- _Problem description_
Count how many lines in the material below hold the word "JSON"; the reply is that number alone.

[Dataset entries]
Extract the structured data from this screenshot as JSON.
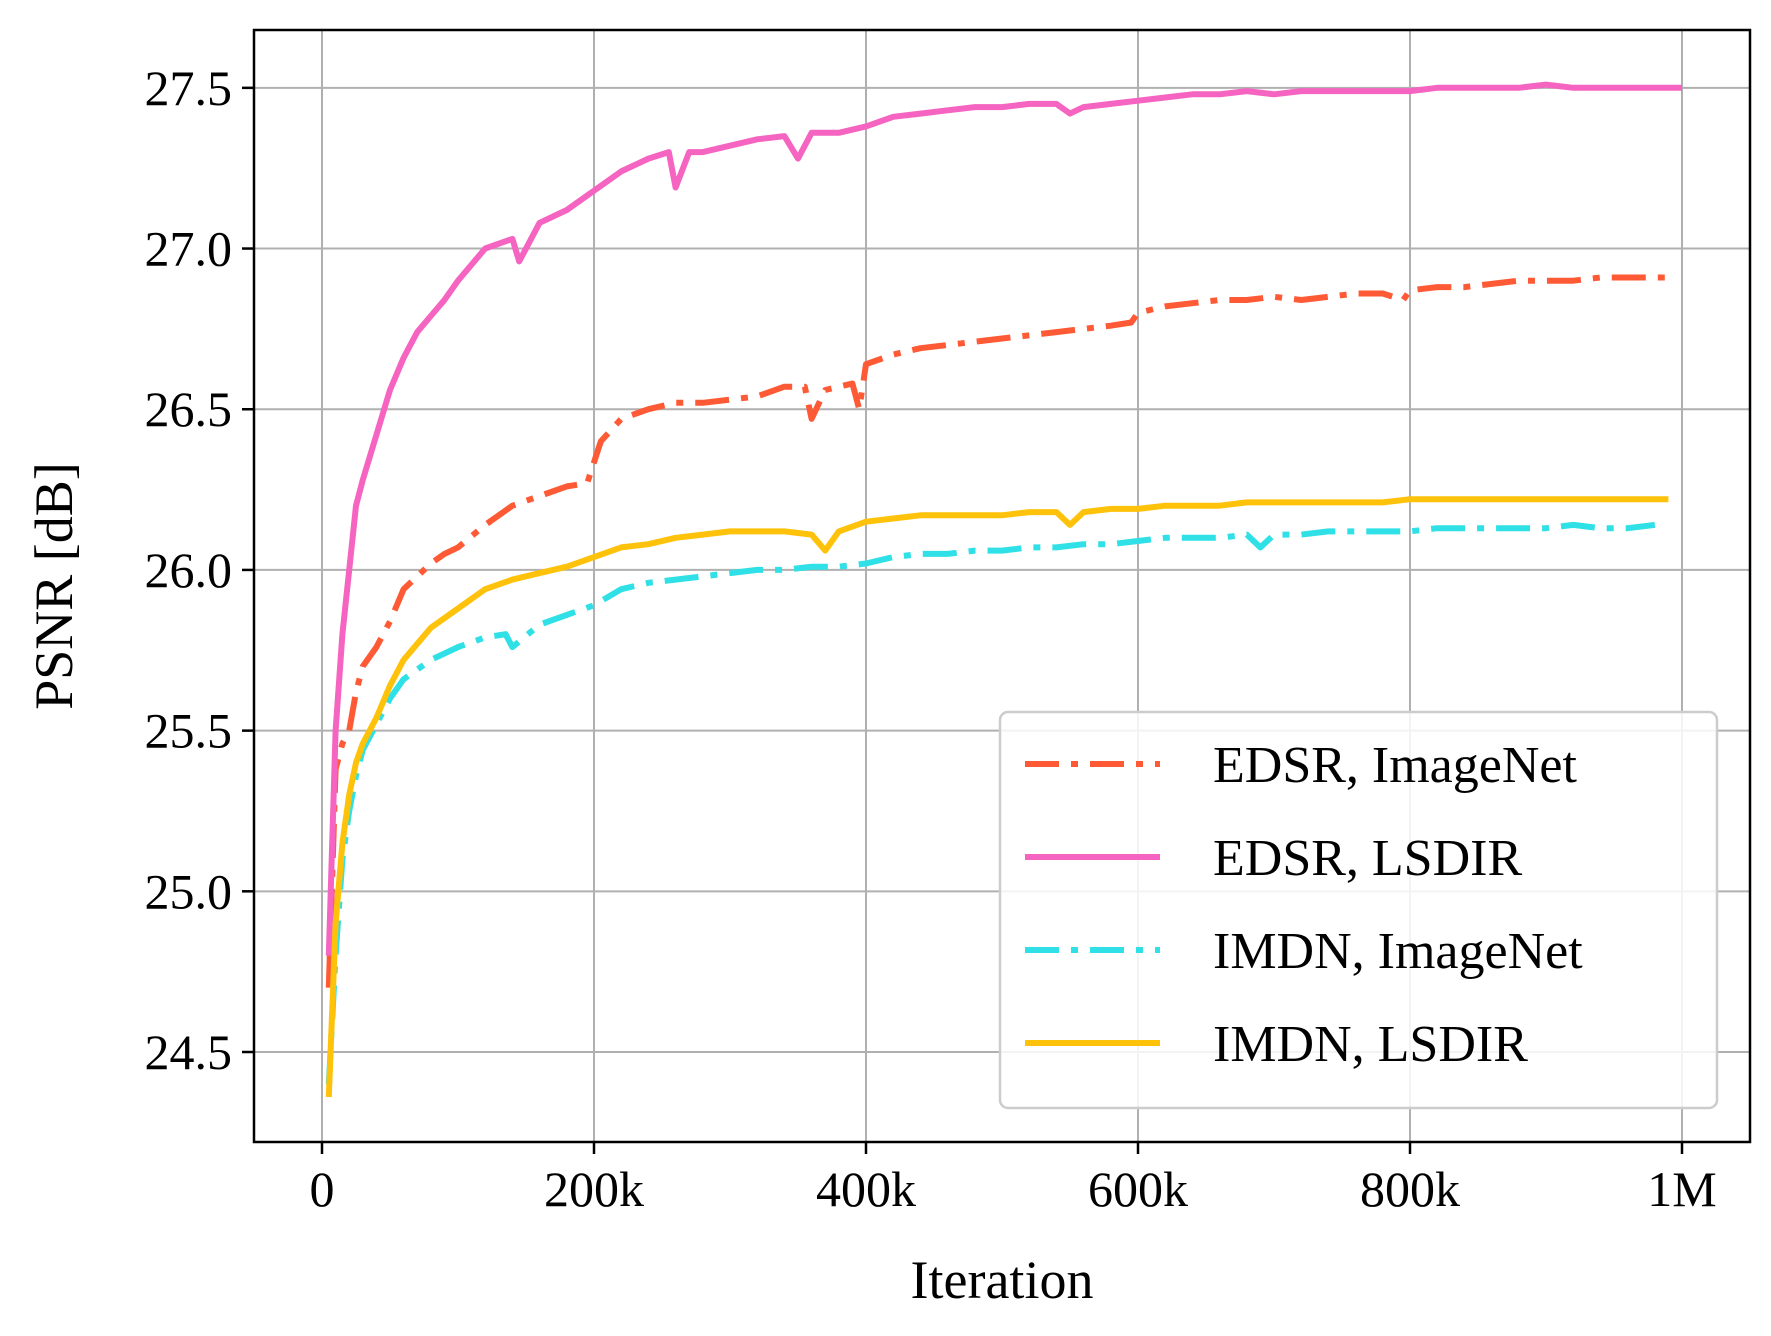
{
  "chart_data": {
    "type": "line",
    "xlabel": "Iteration",
    "ylabel": "PSNR [dB]",
    "xlim": [
      -50000,
      1050000
    ],
    "ylim": [
      24.22,
      27.68
    ],
    "x_ticks": [
      {
        "value": 0,
        "label": "0"
      },
      {
        "value": 200000,
        "label": "200k"
      },
      {
        "value": 400000,
        "label": "400k"
      },
      {
        "value": 600000,
        "label": "600k"
      },
      {
        "value": 800000,
        "label": "800k"
      },
      {
        "value": 1000000,
        "label": "1M"
      }
    ],
    "y_ticks": [
      {
        "value": 24.5,
        "label": "24.5"
      },
      {
        "value": 25.0,
        "label": "25.0"
      },
      {
        "value": 25.5,
        "label": "25.5"
      },
      {
        "value": 26.0,
        "label": "26.0"
      },
      {
        "value": 26.5,
        "label": "26.5"
      },
      {
        "value": 27.0,
        "label": "27.0"
      },
      {
        "value": 27.5,
        "label": "27.5"
      }
    ],
    "grid": true,
    "legend_position": "bottom-right",
    "series": [
      {
        "name": "EDSR, ImageNet",
        "color": "#ff5a36",
        "dash": "dashdot",
        "x": [
          5000,
          10000,
          15000,
          20000,
          25000,
          30000,
          40000,
          50000,
          60000,
          70000,
          80000,
          90000,
          100000,
          120000,
          140000,
          160000,
          180000,
          195000,
          205000,
          220000,
          240000,
          260000,
          280000,
          300000,
          320000,
          340000,
          355000,
          360000,
          370000,
          390000,
          395000,
          400000,
          420000,
          440000,
          460000,
          480000,
          500000,
          520000,
          540000,
          560000,
          580000,
          595000,
          600000,
          620000,
          640000,
          660000,
          680000,
          700000,
          720000,
          740000,
          760000,
          780000,
          795000,
          800000,
          820000,
          840000,
          860000,
          880000,
          900000,
          920000,
          940000,
          960000,
          980000,
          990000
        ],
        "y": [
          24.7,
          25.38,
          25.46,
          25.5,
          25.62,
          25.7,
          25.76,
          25.84,
          25.94,
          25.98,
          26.02,
          26.05,
          26.07,
          26.14,
          26.2,
          26.23,
          26.26,
          26.27,
          26.4,
          26.47,
          26.5,
          26.52,
          26.52,
          26.53,
          26.54,
          26.57,
          26.57,
          26.47,
          26.56,
          26.58,
          26.5,
          26.64,
          26.67,
          26.69,
          26.7,
          26.71,
          26.72,
          26.73,
          26.74,
          26.75,
          26.76,
          26.77,
          26.8,
          26.82,
          26.83,
          26.84,
          26.84,
          26.85,
          26.84,
          26.85,
          26.86,
          26.86,
          26.84,
          26.87,
          26.88,
          26.88,
          26.89,
          26.9,
          26.9,
          26.9,
          26.91,
          26.91,
          26.91,
          26.91
        ]
      },
      {
        "name": "EDSR, LSDIR",
        "color": "#f564c0",
        "dash": "solid",
        "x": [
          5000,
          10000,
          15000,
          20000,
          25000,
          30000,
          40000,
          50000,
          60000,
          70000,
          80000,
          90000,
          100000,
          120000,
          140000,
          145000,
          160000,
          180000,
          200000,
          220000,
          240000,
          255000,
          260000,
          270000,
          280000,
          300000,
          320000,
          340000,
          350000,
          360000,
          380000,
          400000,
          420000,
          440000,
          460000,
          480000,
          500000,
          520000,
          540000,
          550000,
          560000,
          580000,
          600000,
          620000,
          640000,
          660000,
          680000,
          700000,
          720000,
          740000,
          760000,
          780000,
          800000,
          820000,
          840000,
          860000,
          880000,
          900000,
          920000,
          940000,
          960000,
          980000,
          1000000
        ],
        "y": [
          24.8,
          25.5,
          25.8,
          26.0,
          26.2,
          26.28,
          26.42,
          26.56,
          26.66,
          26.74,
          26.79,
          26.84,
          26.9,
          27.0,
          27.03,
          26.96,
          27.08,
          27.12,
          27.18,
          27.24,
          27.28,
          27.3,
          27.19,
          27.3,
          27.3,
          27.32,
          27.34,
          27.35,
          27.28,
          27.36,
          27.36,
          27.38,
          27.41,
          27.42,
          27.43,
          27.44,
          27.44,
          27.45,
          27.45,
          27.42,
          27.44,
          27.45,
          27.46,
          27.47,
          27.48,
          27.48,
          27.49,
          27.48,
          27.49,
          27.49,
          27.49,
          27.49,
          27.49,
          27.5,
          27.5,
          27.5,
          27.5,
          27.51,
          27.5,
          27.5,
          27.5,
          27.5,
          27.5
        ]
      },
      {
        "name": "IMDN, ImageNet",
        "color": "#2fe0e6",
        "dash": "dashdot",
        "x": [
          5000,
          10000,
          15000,
          20000,
          25000,
          30000,
          40000,
          50000,
          60000,
          80000,
          100000,
          120000,
          135000,
          140000,
          160000,
          180000,
          200000,
          220000,
          240000,
          260000,
          280000,
          300000,
          320000,
          340000,
          360000,
          380000,
          400000,
          420000,
          440000,
          460000,
          480000,
          500000,
          520000,
          540000,
          560000,
          580000,
          600000,
          620000,
          640000,
          660000,
          680000,
          690000,
          700000,
          720000,
          740000,
          760000,
          780000,
          800000,
          820000,
          840000,
          860000,
          880000,
          900000,
          920000,
          940000,
          960000,
          980000
        ],
        "y": [
          24.4,
          24.8,
          25.1,
          25.25,
          25.36,
          25.44,
          25.52,
          25.6,
          25.66,
          25.72,
          25.76,
          25.79,
          25.8,
          25.76,
          25.83,
          25.86,
          25.89,
          25.94,
          25.96,
          25.97,
          25.98,
          25.99,
          26.0,
          26.0,
          26.01,
          26.01,
          26.02,
          26.04,
          26.05,
          26.05,
          26.06,
          26.06,
          26.07,
          26.07,
          26.08,
          26.08,
          26.09,
          26.1,
          26.1,
          26.1,
          26.11,
          26.07,
          26.11,
          26.11,
          26.12,
          26.12,
          26.12,
          26.12,
          26.13,
          26.13,
          26.13,
          26.13,
          26.13,
          26.14,
          26.13,
          26.13,
          26.14
        ]
      },
      {
        "name": "IMDN, LSDIR",
        "color": "#ffc20a",
        "dash": "solid",
        "x": [
          5000,
          10000,
          15000,
          20000,
          25000,
          30000,
          40000,
          50000,
          60000,
          80000,
          100000,
          120000,
          140000,
          160000,
          180000,
          200000,
          220000,
          240000,
          260000,
          280000,
          300000,
          320000,
          340000,
          360000,
          370000,
          380000,
          400000,
          420000,
          440000,
          460000,
          480000,
          500000,
          520000,
          540000,
          550000,
          560000,
          580000,
          600000,
          620000,
          640000,
          660000,
          680000,
          700000,
          720000,
          740000,
          760000,
          780000,
          800000,
          820000,
          840000,
          860000,
          880000,
          900000,
          920000,
          940000,
          960000,
          980000,
          990000
        ],
        "y": [
          24.36,
          24.9,
          25.15,
          25.3,
          25.4,
          25.46,
          25.54,
          25.64,
          25.72,
          25.82,
          25.88,
          25.94,
          25.97,
          25.99,
          26.01,
          26.04,
          26.07,
          26.08,
          26.1,
          26.11,
          26.12,
          26.12,
          26.12,
          26.11,
          26.06,
          26.12,
          26.15,
          26.16,
          26.17,
          26.17,
          26.17,
          26.17,
          26.18,
          26.18,
          26.14,
          26.18,
          26.19,
          26.19,
          26.2,
          26.2,
          26.2,
          26.21,
          26.21,
          26.21,
          26.21,
          26.21,
          26.21,
          26.22,
          26.22,
          26.22,
          26.22,
          26.22,
          26.22,
          26.22,
          26.22,
          26.22,
          26.22,
          26.22
        ]
      }
    ]
  }
}
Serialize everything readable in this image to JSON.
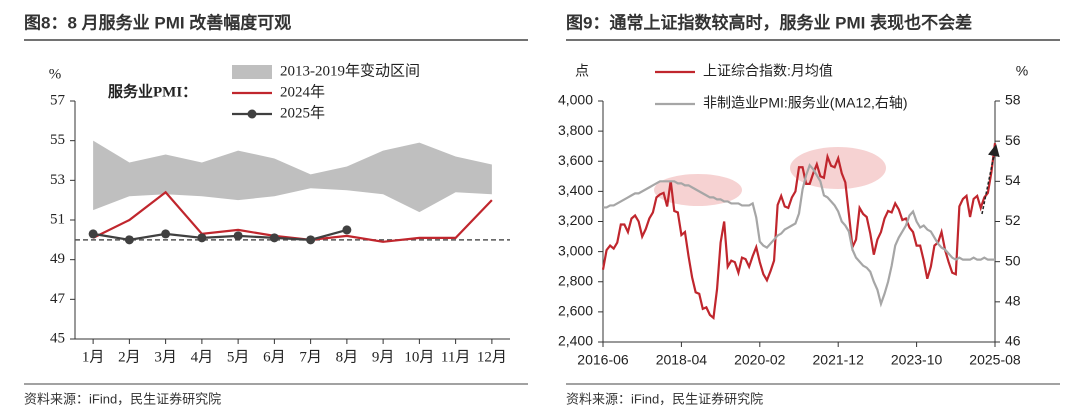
{
  "chart_data": [
    {
      "type": "line",
      "title": "图8：8 月服务业 PMI 改善幅度可观",
      "y_label": "%",
      "legend_title": "服务业PMI：",
      "source": "资料来源：iFind，民生证券研究院",
      "categories": [
        "1月",
        "2月",
        "3月",
        "4月",
        "5月",
        "6月",
        "7月",
        "8月",
        "9月",
        "10月",
        "11月",
        "12月"
      ],
      "ylim": [
        45,
        57
      ],
      "yticks": [
        45,
        47,
        49,
        51,
        53,
        55,
        57
      ],
      "hline": 50,
      "series": [
        {
          "name": "2013-2019年变动区间",
          "type": "band",
          "color": "#bfbfbf",
          "max": [
            55.0,
            53.9,
            54.3,
            53.9,
            54.5,
            54.1,
            53.3,
            53.7,
            54.5,
            54.9,
            54.2,
            53.8
          ],
          "min": [
            51.5,
            52.2,
            52.3,
            52.2,
            52.0,
            52.2,
            52.6,
            52.5,
            52.3,
            51.4,
            52.4,
            52.3
          ]
        },
        {
          "name": "2024年",
          "color": "#c0262d",
          "values": [
            50.1,
            51.0,
            52.4,
            50.3,
            50.5,
            50.2,
            50.0,
            50.2,
            49.9,
            50.1,
            50.1,
            52.0
          ]
        },
        {
          "name": "2025年",
          "color": "#404040",
          "marker": true,
          "values": [
            50.3,
            50.0,
            50.3,
            50.1,
            50.2,
            50.1,
            50.0,
            50.5,
            null,
            null,
            null,
            null
          ]
        }
      ]
    },
    {
      "type": "line",
      "title": "图9：通常上证指数较高时，服务业 PMI 表现也不会差",
      "y_label": "点",
      "y2_label": "%",
      "source": "资料来源：iFind，民生证券研究院",
      "categories": [
        "2016-06",
        null,
        null,
        null,
        null,
        null,
        null,
        null,
        null,
        null,
        null,
        null,
        null,
        null,
        null,
        null,
        null,
        null,
        null,
        null,
        null,
        null,
        "2018-04",
        null,
        null,
        null,
        null,
        null,
        null,
        null,
        null,
        null,
        null,
        null,
        null,
        null,
        null,
        null,
        null,
        null,
        null,
        null,
        null,
        null,
        "2020-02",
        null,
        null,
        null,
        null,
        null,
        null,
        null,
        null,
        null,
        null,
        null,
        null,
        null,
        null,
        null,
        null,
        null,
        null,
        null,
        null,
        null,
        "2021-12",
        null,
        null,
        null,
        null,
        null,
        null,
        null,
        null,
        null,
        null,
        null,
        null,
        null,
        null,
        null,
        null,
        null,
        null,
        null,
        null,
        null,
        "2023-10",
        null,
        null,
        null,
        null,
        null,
        null,
        null,
        null,
        null,
        null,
        null,
        null,
        null,
        null,
        null,
        null,
        null,
        null,
        null,
        null,
        null,
        "2025-08"
      ],
      "ylim": [
        2400,
        4000
      ],
      "yticks": [
        {
          "value": 2400,
          "label": "2,400"
        },
        {
          "value": 2600,
          "label": "2,600"
        },
        {
          "value": 2800,
          "label": "2,800"
        },
        {
          "value": 3000,
          "label": "3,000"
        },
        {
          "value": 3200,
          "label": "3,200"
        },
        {
          "value": 3400,
          "label": "3,400"
        },
        {
          "value": 3600,
          "label": "3,600"
        },
        {
          "value": 3800,
          "label": "3,800"
        },
        {
          "value": 4000,
          "label": "4,000"
        }
      ],
      "y2lim": [
        46,
        58
      ],
      "y2ticks": [
        46,
        48,
        50,
        52,
        54,
        56,
        58
      ],
      "series": [
        {
          "name": "上证综合指数:月均值",
          "color": "#c0262d",
          "values": [
            2880,
            3010,
            3040,
            3020,
            3060,
            3180,
            3180,
            3130,
            3220,
            3240,
            3200,
            3100,
            3150,
            3220,
            3260,
            3360,
            3380,
            3390,
            3300,
            3470,
            3270,
            3260,
            3110,
            3130,
            2970,
            2830,
            2730,
            2720,
            2620,
            2630,
            2580,
            2560,
            2750,
            3060,
            3200,
            2900,
            2940,
            2930,
            2860,
            2960,
            2950,
            2900,
            2970,
            3030,
            2930,
            2850,
            2810,
            2870,
            2940,
            3310,
            3370,
            3300,
            3290,
            3360,
            3400,
            3560,
            3560,
            3450,
            3450,
            3520,
            3580,
            3500,
            3490,
            3630,
            3570,
            3560,
            3620,
            3520,
            3460,
            3250,
            3030,
            3080,
            3290,
            3250,
            3230,
            3120,
            2980,
            3080,
            3130,
            3220,
            3270,
            3260,
            3320,
            3280,
            3210,
            3220,
            3160,
            3130,
            3040,
            3040,
            2940,
            2820,
            2900,
            3040,
            3060,
            3130,
            3010,
            2930,
            2860,
            2850,
            3300,
            3350,
            3370,
            3230,
            3350,
            3370,
            3290,
            3360,
            3390,
            3530,
            3720
          ]
        },
        {
          "name": "非制造业PMI:服务业(MA12,右轴)",
          "color": "#a6a6a6",
          "axis": "y2",
          "values": [
            52.7,
            52.7,
            52.8,
            52.8,
            52.9,
            53.0,
            53.1,
            53.2,
            53.3,
            53.4,
            53.4,
            53.5,
            53.6,
            53.7,
            53.8,
            53.9,
            54.0,
            54.0,
            54.0,
            54.0,
            54.0,
            53.9,
            53.9,
            53.8,
            53.8,
            53.7,
            53.6,
            53.5,
            53.4,
            53.3,
            53.2,
            53.2,
            53.1,
            53.1,
            53.0,
            53.0,
            52.9,
            52.9,
            52.9,
            52.8,
            52.8,
            52.8,
            52.9,
            52.2,
            51.0,
            50.8,
            50.7,
            50.9,
            51.1,
            51.3,
            51.4,
            51.6,
            51.7,
            51.8,
            51.9,
            52.4,
            53.6,
            54.3,
            54.8,
            54.6,
            54.3,
            54.0,
            53.3,
            53.2,
            53.0,
            52.8,
            52.5,
            52.0,
            51.8,
            51.5,
            50.6,
            50.2,
            50.0,
            49.8,
            49.7,
            49.5,
            49.0,
            48.6,
            47.9,
            48.4,
            49.0,
            49.8,
            50.8,
            51.2,
            51.5,
            51.8,
            52.3,
            52.5,
            52.0,
            51.7,
            51.8,
            51.6,
            51.5,
            51.2,
            50.9,
            50.7,
            50.6,
            50.4,
            50.2,
            50.1,
            50.2,
            50.1,
            50.1,
            50.1,
            50.2,
            50.1,
            50.1,
            50.2,
            50.1,
            50.1,
            50.1
          ]
        }
      ]
    }
  ]
}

- _Complete output_
2